:: MATERIAL FOR THIS TASK ::

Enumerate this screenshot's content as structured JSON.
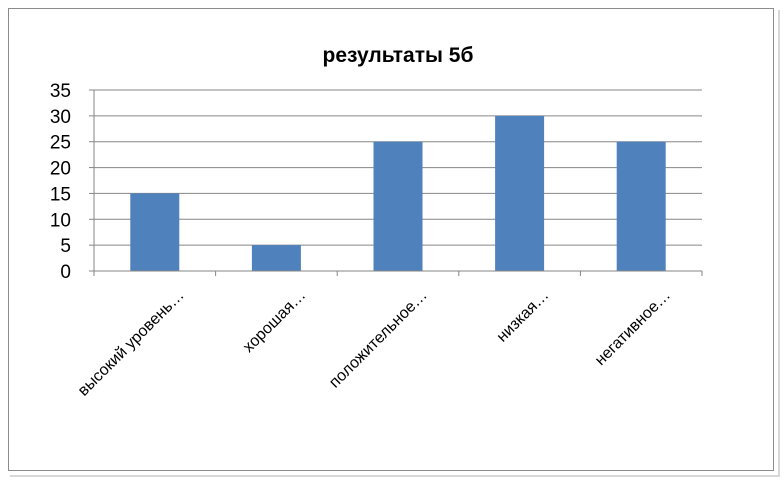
{
  "chart_data": {
    "type": "bar",
    "title": "результаты 5б",
    "categories": [
      "высокий уровень…",
      "хорошая…",
      "положительное…",
      "низкая…",
      "негативное…"
    ],
    "values": [
      15,
      5,
      25,
      30,
      25
    ],
    "xlabel": "",
    "ylabel": "",
    "ylim": [
      0,
      35
    ],
    "yticks": [
      0,
      5,
      10,
      15,
      20,
      25,
      30,
      35
    ],
    "grid": true,
    "legend": "none",
    "bar_color": "#4f81bd"
  }
}
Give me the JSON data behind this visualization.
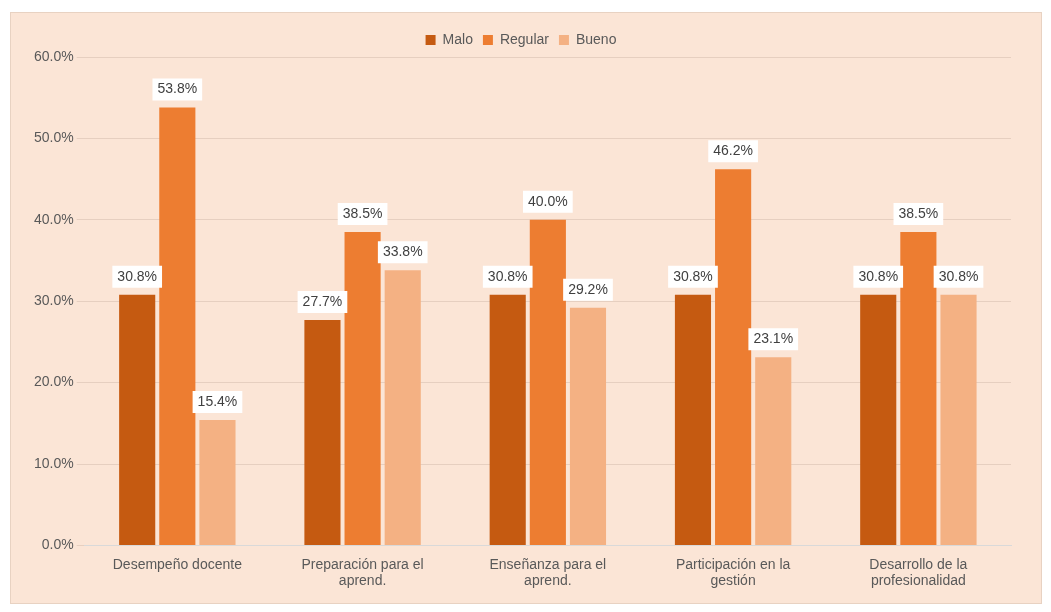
{
  "chart_data": {
    "type": "bar",
    "categories": [
      "Desempeño docente",
      "Preparación para el aprend.",
      "Enseñanza para el aprend.",
      "Participación en la gestión",
      "Desarrollo de la profesionalidad"
    ],
    "series": [
      {
        "name": "Malo",
        "color": "#c55a11",
        "values": [
          30.8,
          27.7,
          30.8,
          30.8,
          30.8
        ]
      },
      {
        "name": "Regular",
        "color": "#ed7d31",
        "values": [
          53.8,
          38.5,
          40.0,
          46.2,
          38.5
        ]
      },
      {
        "name": "Bueno",
        "color": "#f4b183",
        "values": [
          15.4,
          33.8,
          29.2,
          23.1,
          30.8
        ]
      }
    ],
    "ylim": [
      0,
      60
    ],
    "yticks": [
      {
        "value": 0,
        "label": "0.0%"
      },
      {
        "value": 10,
        "label": "10.0%"
      },
      {
        "value": 20,
        "label": "20.0%"
      },
      {
        "value": 30,
        "label": "30.0%"
      },
      {
        "value": 40,
        "label": "40.0%"
      },
      {
        "value": 50,
        "label": "50.0%"
      },
      {
        "value": 60,
        "label": "60.0%"
      }
    ],
    "value_labels": [
      [
        "30.8%",
        "27.7%",
        "30.8%",
        "30.8%",
        "30.8%"
      ],
      [
        "53.8%",
        "38.5%",
        "40.0%",
        "46.2%",
        "38.5%"
      ],
      [
        "15.4%",
        "33.8%",
        "29.2%",
        "23.1%",
        "30.8%"
      ]
    ],
    "grid": "y",
    "legend": "top"
  }
}
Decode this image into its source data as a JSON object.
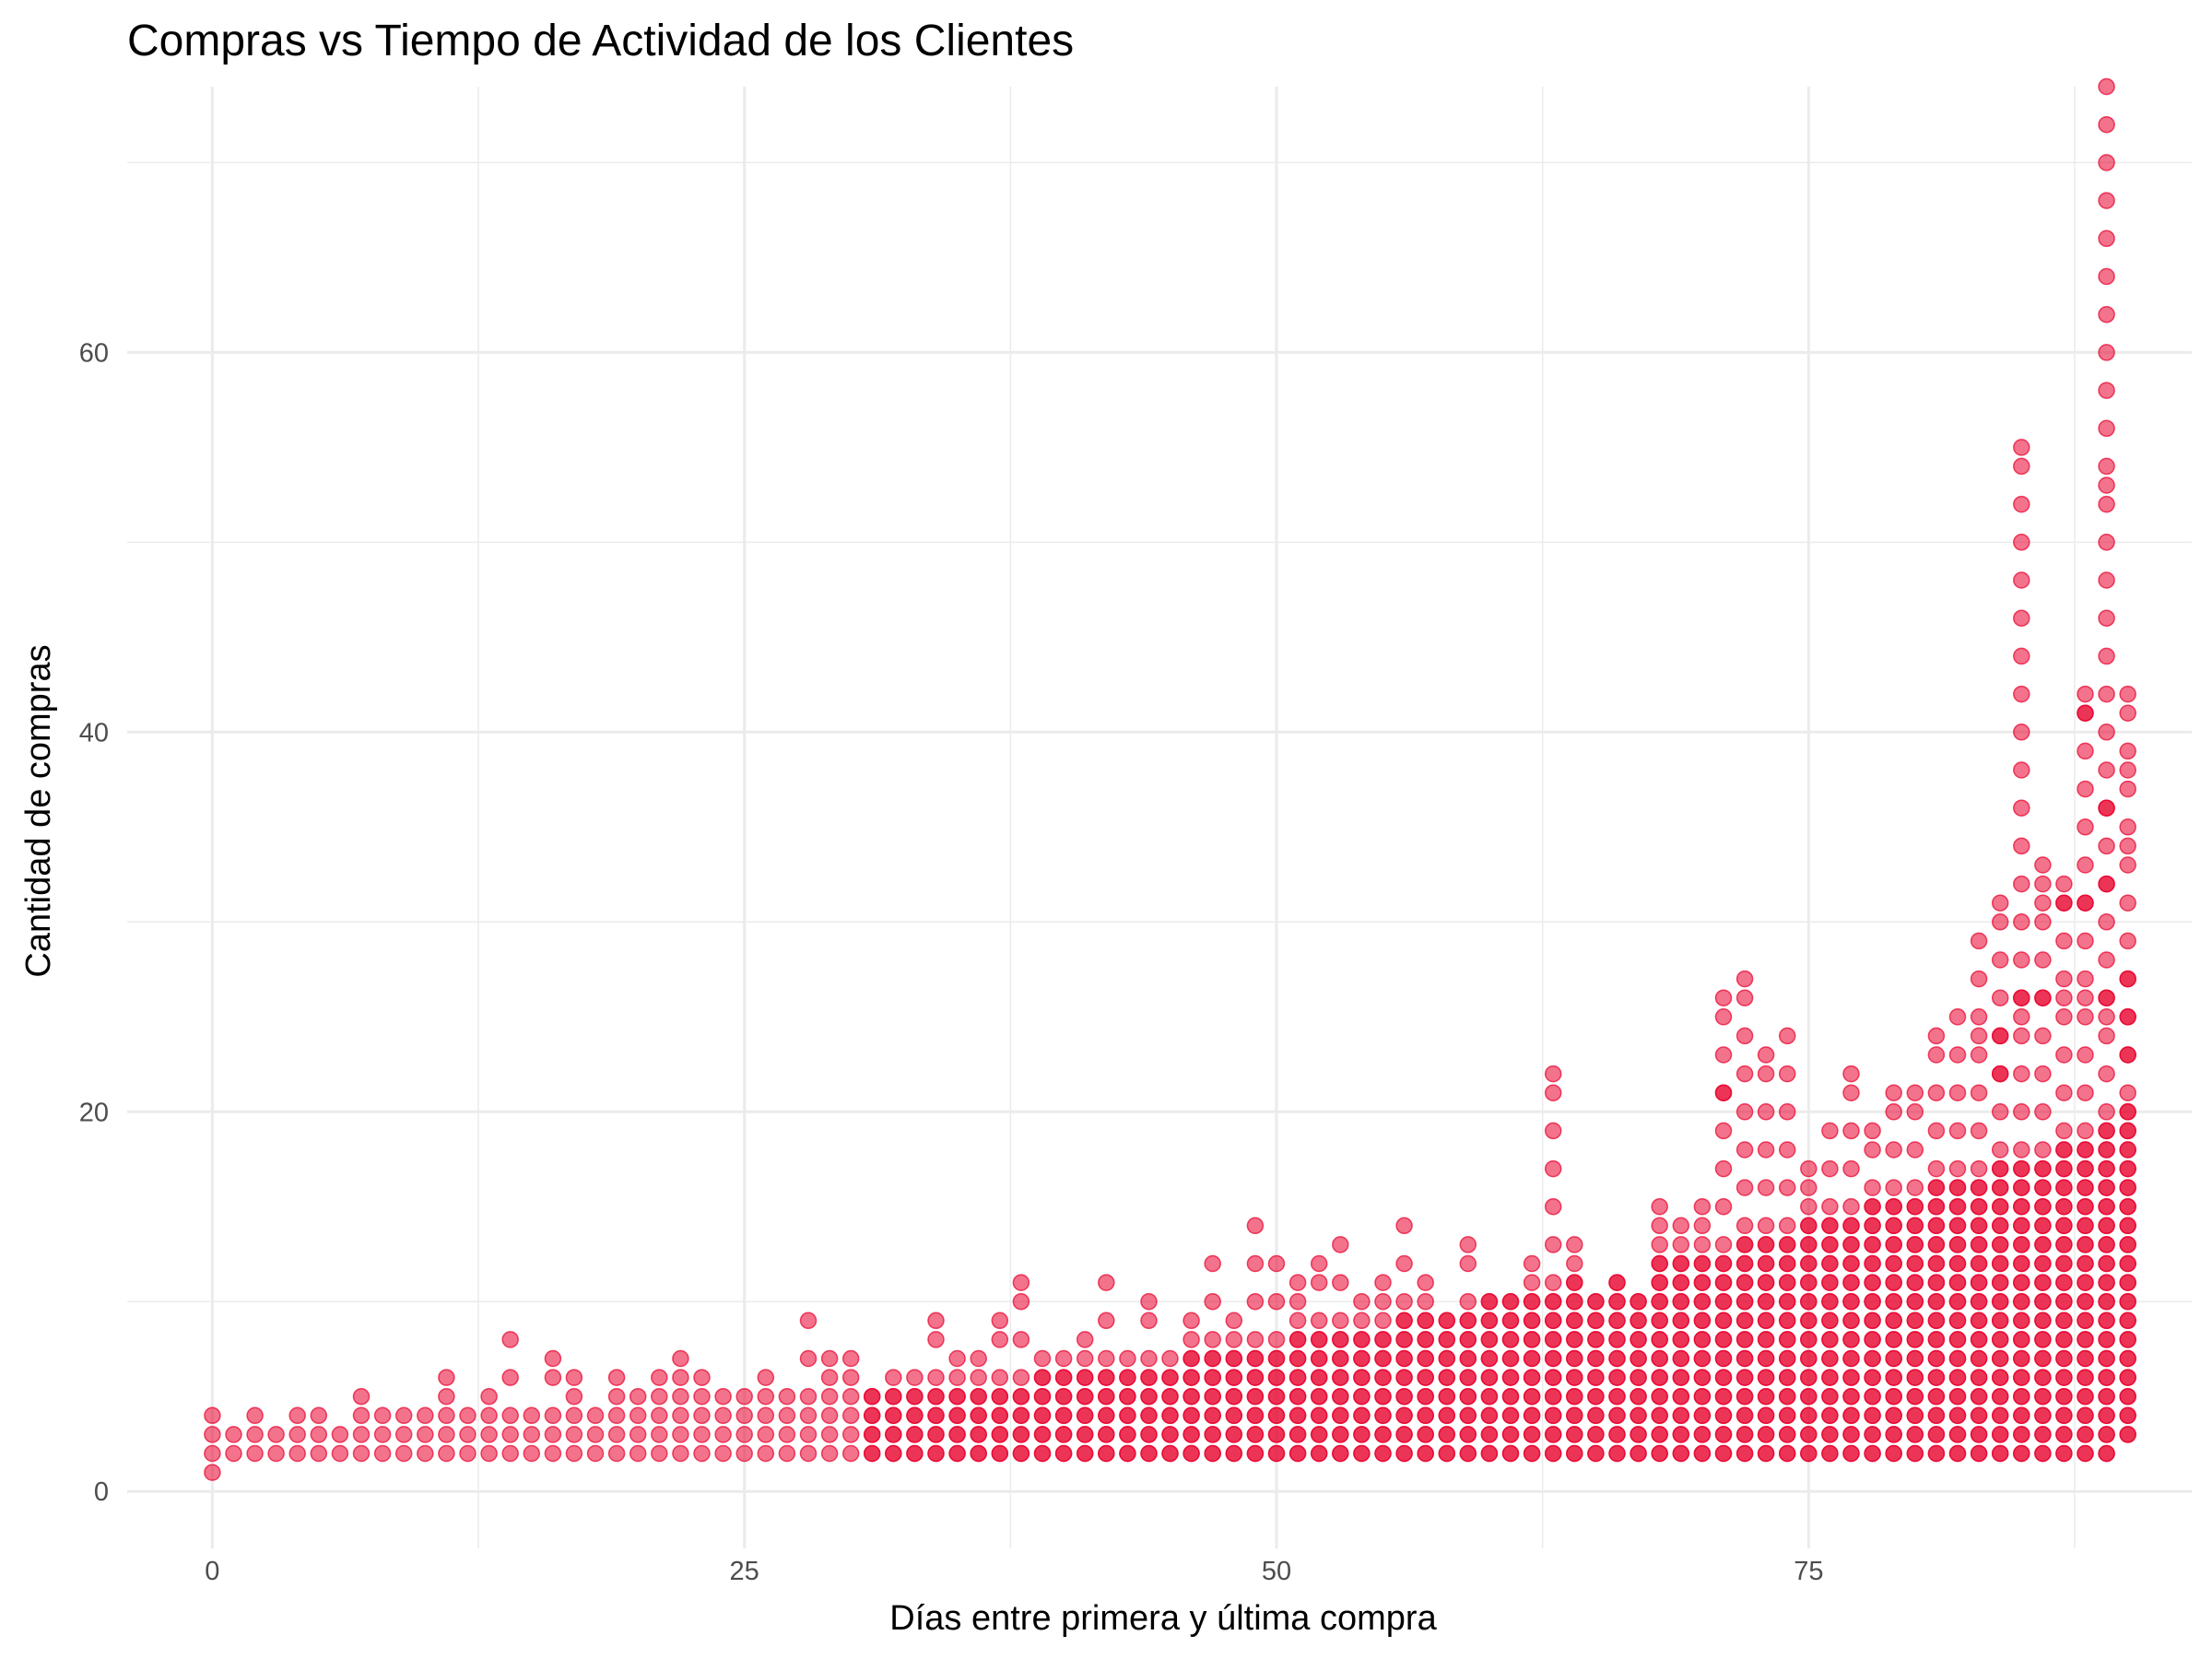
{
  "chart_data": {
    "type": "scatter",
    "title": "Compras vs Tiempo de Actividad de los Clientes",
    "xlabel": "Días entre primera y última compra",
    "ylabel": "Cantidad de compras",
    "xlim": [
      -4,
      93
    ],
    "ylim": [
      -3,
      74
    ],
    "x_ticks": [
      0,
      25,
      50,
      75
    ],
    "y_ticks": [
      0,
      20,
      40,
      60
    ],
    "grid": true,
    "legend": "none",
    "point_color": "#e8002c",
    "point_opacity": 0.55,
    "columns": [
      [
        0,
        1,
        4
      ],
      [
        1,
        2,
        3
      ],
      [
        2,
        2,
        4
      ],
      [
        3,
        2,
        3
      ],
      [
        4,
        2,
        4
      ],
      [
        5,
        2,
        4
      ],
      [
        6,
        2,
        3
      ],
      [
        7,
        2,
        5
      ],
      [
        8,
        2,
        4
      ],
      [
        9,
        2,
        4
      ],
      [
        10,
        2,
        4
      ],
      [
        11,
        2,
        6
      ],
      [
        12,
        2,
        4
      ],
      [
        13,
        2,
        5
      ],
      [
        14,
        2,
        8
      ],
      [
        15,
        2,
        4
      ],
      [
        16,
        2,
        7
      ],
      [
        17,
        2,
        6
      ],
      [
        18,
        2,
        4
      ],
      [
        19,
        2,
        6
      ],
      [
        20,
        2,
        5
      ],
      [
        21,
        2,
        6
      ],
      [
        22,
        2,
        7
      ],
      [
        23,
        2,
        6
      ],
      [
        24,
        2,
        5
      ],
      [
        25,
        2,
        5
      ],
      [
        26,
        2,
        6
      ],
      [
        27,
        2,
        5
      ],
      [
        28,
        2,
        9
      ],
      [
        29,
        2,
        7
      ],
      [
        30,
        2,
        7
      ],
      [
        31,
        2,
        5
      ],
      [
        32,
        2,
        6
      ],
      [
        33,
        2,
        6
      ],
      [
        34,
        2,
        9
      ],
      [
        35,
        2,
        7
      ],
      [
        36,
        2,
        7
      ],
      [
        37,
        2,
        9
      ],
      [
        38,
        2,
        11
      ],
      [
        39,
        2,
        7
      ],
      [
        40,
        2,
        7
      ],
      [
        41,
        2,
        8
      ],
      [
        42,
        2,
        11
      ],
      [
        43,
        2,
        7
      ],
      [
        44,
        2,
        10
      ],
      [
        45,
        2,
        7
      ],
      [
        46,
        2,
        9
      ],
      [
        47,
        2,
        12
      ],
      [
        48,
        2,
        9
      ],
      [
        49,
        2,
        14
      ],
      [
        50,
        2,
        12
      ],
      [
        51,
        2,
        11
      ],
      [
        52,
        2,
        12
      ],
      [
        53,
        2,
        13
      ],
      [
        54,
        2,
        10
      ],
      [
        55,
        2,
        11
      ],
      [
        56,
        2,
        14
      ],
      [
        57,
        2,
        11
      ],
      [
        58,
        2,
        9
      ],
      [
        59,
        2,
        13
      ],
      [
        60,
        2,
        10
      ],
      [
        61,
        2,
        10
      ],
      [
        62,
        2,
        12
      ],
      [
        63,
        2,
        22
      ],
      [
        64,
        2,
        13
      ],
      [
        65,
        2,
        10
      ],
      [
        66,
        2,
        11
      ],
      [
        67,
        2,
        10
      ],
      [
        68,
        2,
        15
      ],
      [
        69,
        2,
        14
      ],
      [
        70,
        2,
        15
      ],
      [
        71,
        2,
        26
      ],
      [
        72,
        2,
        27
      ],
      [
        73,
        2,
        23
      ],
      [
        74,
        2,
        24
      ],
      [
        75,
        2,
        17
      ],
      [
        76,
        2,
        19
      ],
      [
        77,
        2,
        22
      ],
      [
        78,
        2,
        19
      ],
      [
        79,
        2,
        21
      ],
      [
        80,
        2,
        21
      ],
      [
        81,
        2,
        24
      ],
      [
        82,
        2,
        25
      ],
      [
        83,
        2,
        29
      ],
      [
        84,
        2,
        31
      ],
      [
        85,
        2,
        55
      ],
      [
        86,
        2,
        33
      ],
      [
        87,
        2,
        32
      ],
      [
        88,
        2,
        42
      ],
      [
        89,
        2,
        74
      ],
      [
        90,
        3,
        42
      ]
    ],
    "outliers": [
      [
        89,
        53
      ],
      [
        89,
        36
      ],
      [
        89,
        32
      ],
      [
        90,
        38
      ],
      [
        90,
        34
      ],
      [
        90,
        27
      ],
      [
        88,
        41
      ],
      [
        88,
        31
      ],
      [
        87,
        31
      ],
      [
        86,
        31
      ],
      [
        84,
        24
      ],
      [
        84,
        22
      ],
      [
        83,
        24
      ],
      [
        71,
        21
      ],
      [
        85,
        26
      ],
      [
        85,
        25
      ],
      [
        86,
        26
      ],
      [
        87,
        26
      ],
      [
        88,
        26
      ],
      [
        89,
        26
      ],
      [
        90,
        25
      ],
      [
        90,
        23
      ],
      [
        89,
        25
      ]
    ]
  }
}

:::

*TASK REQUIREMENTS*
Repeat each entry exactly as given; no pictures belong in the copy.

*TASK OUTPUT*
Enumerate this screenshot's content as structured JSON.
{
  "chart_data": {
    "type": "bar",
    "title": "результаты 5б",
    "categories": [
      "высокий уровень…",
      "хорошая…",
      "положительное…",
      "низкая…",
      "негативное…"
    ],
    "values": [
      15,
      5,
      25,
      30,
      25
    ],
    "xlabel": "",
    "ylabel": "",
    "ylim": [
      0,
      35
    ],
    "yticks": [
      0,
      5,
      10,
      15,
      20,
      25,
      30,
      35
    ],
    "grid": true,
    "legend": "none",
    "bar_color": "#4f81bd"
  }
}
Give me the JSON data behind this visualization.
{
  "chart_data": {
    "type": "bar",
    "categories": [
      "Desempeño docente",
      "Preparación para el aprend.",
      "Enseñanza para el aprend.",
      "Participación en la gestión",
      "Desarrollo de la profesionalidad"
    ],
    "series": [
      {
        "name": "Malo",
        "color": "#c55a11",
        "values": [
          30.8,
          27.7,
          30.8,
          30.8,
          30.8
        ]
      },
      {
        "name": "Regular",
        "color": "#ed7d31",
        "values": [
          53.8,
          38.5,
          40.0,
          46.2,
          38.5
        ]
      },
      {
        "name": "Bueno",
        "color": "#f4b183",
        "values": [
          15.4,
          33.8,
          29.2,
          23.1,
          30.8
        ]
      }
    ],
    "ylim": [
      0,
      60
    ],
    "yticks": [
      {
        "value": 0,
        "label": "0.0%"
      },
      {
        "value": 10,
        "label": "10.0%"
      },
      {
        "value": 20,
        "label": "20.0%"
      },
      {
        "value": 30,
        "label": "30.0%"
      },
      {
        "value": 40,
        "label": "40.0%"
      },
      {
        "value": 50,
        "label": "50.0%"
      },
      {
        "value": 60,
        "label": "60.0%"
      }
    ],
    "value_labels": [
      [
        "30.8%",
        "27.7%",
        "30.8%",
        "30.8%",
        "30.8%"
      ],
      [
        "53.8%",
        "38.5%",
        "40.0%",
        "46.2%",
        "38.5%"
      ],
      [
        "15.4%",
        "33.8%",
        "29.2%",
        "23.1%",
        "30.8%"
      ]
    ],
    "grid": "y",
    "legend": "top"
  }
}
Decode this image into its source data as a JSON object.
{
  "chart_data": {
    "type": "scatter",
    "title": "Compras vs Tiempo de Actividad de los Clientes",
    "xlabel": "Días entre primera y última compra",
    "ylabel": "Cantidad de compras",
    "xlim": [
      -4,
      93
    ],
    "ylim": [
      -3,
      74
    ],
    "x_ticks": [
      0,
      25,
      50,
      75
    ],
    "y_ticks": [
      0,
      20,
      40,
      60
    ],
    "grid": true,
    "legend": "none",
    "point_color": "#e8002c",
    "point_opacity": 0.55,
    "columns": [
      [
        0,
        1,
        4
      ],
      [
        1,
        2,
        3
      ],
      [
        2,
        2,
        4
      ],
      [
        3,
        2,
        3
      ],
      [
        4,
        2,
        4
      ],
      [
        5,
        2,
        4
      ],
      [
        6,
        2,
        3
      ],
      [
        7,
        2,
        5
      ],
      [
        8,
        2,
        4
      ],
      [
        9,
        2,
        4
      ],
      [
        10,
        2,
        4
      ],
      [
        11,
        2,
        6
      ],
      [
        12,
        2,
        4
      ],
      [
        13,
        2,
        5
      ],
      [
        14,
        2,
        8
      ],
      [
        15,
        2,
        4
      ],
      [
        16,
        2,
        7
      ],
      [
        17,
        2,
        6
      ],
      [
        18,
        2,
        4
      ],
      [
        19,
        2,
        6
      ],
      [
        20,
        2,
        5
      ],
      [
        21,
        2,
        6
      ],
      [
        22,
        2,
        7
      ],
      [
        23,
        2,
        6
      ],
      [
        24,
        2,
        5
      ],
      [
        25,
        2,
        5
      ],
      [
        26,
        2,
        6
      ],
      [
        27,
        2,
        5
      ],
      [
        28,
        2,
        9
      ],
      [
        29,
        2,
        7
      ],
      [
        30,
        2,
        7
      ],
      [
        31,
        2,
        5
      ],
      [
        32,
        2,
        6
      ],
      [
        33,
        2,
        6
      ],
      [
        34,
        2,
        9
      ],
      [
        35,
        2,
        7
      ],
      [
        36,
        2,
        7
      ],
      [
        37,
        2,
        9
      ],
      [
        38,
        2,
        11
      ],
      [
        39,
        2,
        7
      ],
      [
        40,
        2,
        7
      ],
      [
        41,
        2,
        8
      ],
      [
        42,
        2,
        11
      ],
      [
        43,
        2,
        7
      ],
      [
        44,
        2,
        10
      ],
      [
        45,
        2,
        7
      ],
      [
        46,
        2,
        9
      ],
      [
        47,
        2,
        12
      ],
      [
        48,
        2,
        9
      ],
      [
        49,
        2,
        14
      ],
      [
        50,
        2,
        12
      ],
      [
        51,
        2,
        11
      ],
      [
        52,
        2,
        12
      ],
      [
        53,
        2,
        13
      ],
      [
        54,
        2,
        10
      ],
      [
        55,
        2,
        11
      ],
      [
        56,
        2,
        14
      ],
      [
        57,
        2,
        11
      ],
      [
        58,
        2,
        9
      ],
      [
        59,
        2,
        13
      ],
      [
        60,
        2,
        10
      ],
      [
        61,
        2,
        10
      ],
      [
        62,
        2,
        12
      ],
      [
        63,
        2,
        22
      ],
      [
        64,
        2,
        13
      ],
      [
        65,
        2,
        10
      ],
      [
        66,
        2,
        11
      ],
      [
        67,
        2,
        10
      ],
      [
        68,
        2,
        15
      ],
      [
        69,
        2,
        14
      ],
      [
        70,
        2,
        15
      ],
      [
        71,
        2,
        26
      ],
      [
        72,
        2,
        27
      ],
      [
        73,
        2,
        23
      ],
      [
        74,
        2,
        24
      ],
      [
        75,
        2,
        17
      ],
      [
        76,
        2,
        19
      ],
      [
        77,
        2,
        22
      ],
      [
        78,
        2,
        19
      ],
      [
        79,
        2,
        21
      ],
      [
        80,
        2,
        21
      ],
      [
        81,
        2,
        24
      ],
      [
        82,
        2,
        25
      ],
      [
        83,
        2,
        29
      ],
      [
        84,
        2,
        31
      ],
      [
        85,
        2,
        55
      ],
      [
        86,
        2,
        33
      ],
      [
        87,
        2,
        32
      ],
      [
        88,
        2,
        42
      ],
      [
        89,
        2,
        74
      ],
      [
        90,
        3,
        42
      ]
    ],
    "outliers": [
      [
        89,
        53
      ],
      [
        89,
        36
      ],
      [
        89,
        32
      ],
      [
        90,
        38
      ],
      [
        90,
        34
      ],
      [
        90,
        27
      ],
      [
        88,
        41
      ],
      [
        88,
        31
      ],
      [
        87,
        31
      ],
      [
        86,
        31
      ],
      [
        84,
        24
      ],
      [
        84,
        22
      ],
      [
        83,
        24
      ],
      [
        71,
        21
      ],
      [
        85,
        26
      ],
      [
        85,
        25
      ],
      [
        86,
        26
      ],
      [
        87,
        26
      ],
      [
        88,
        26
      ],
      [
        89,
        26
      ],
      [
        90,
        25
      ],
      [
        90,
        23
      ],
      [
        89,
        25
      ]
    ]
  }
}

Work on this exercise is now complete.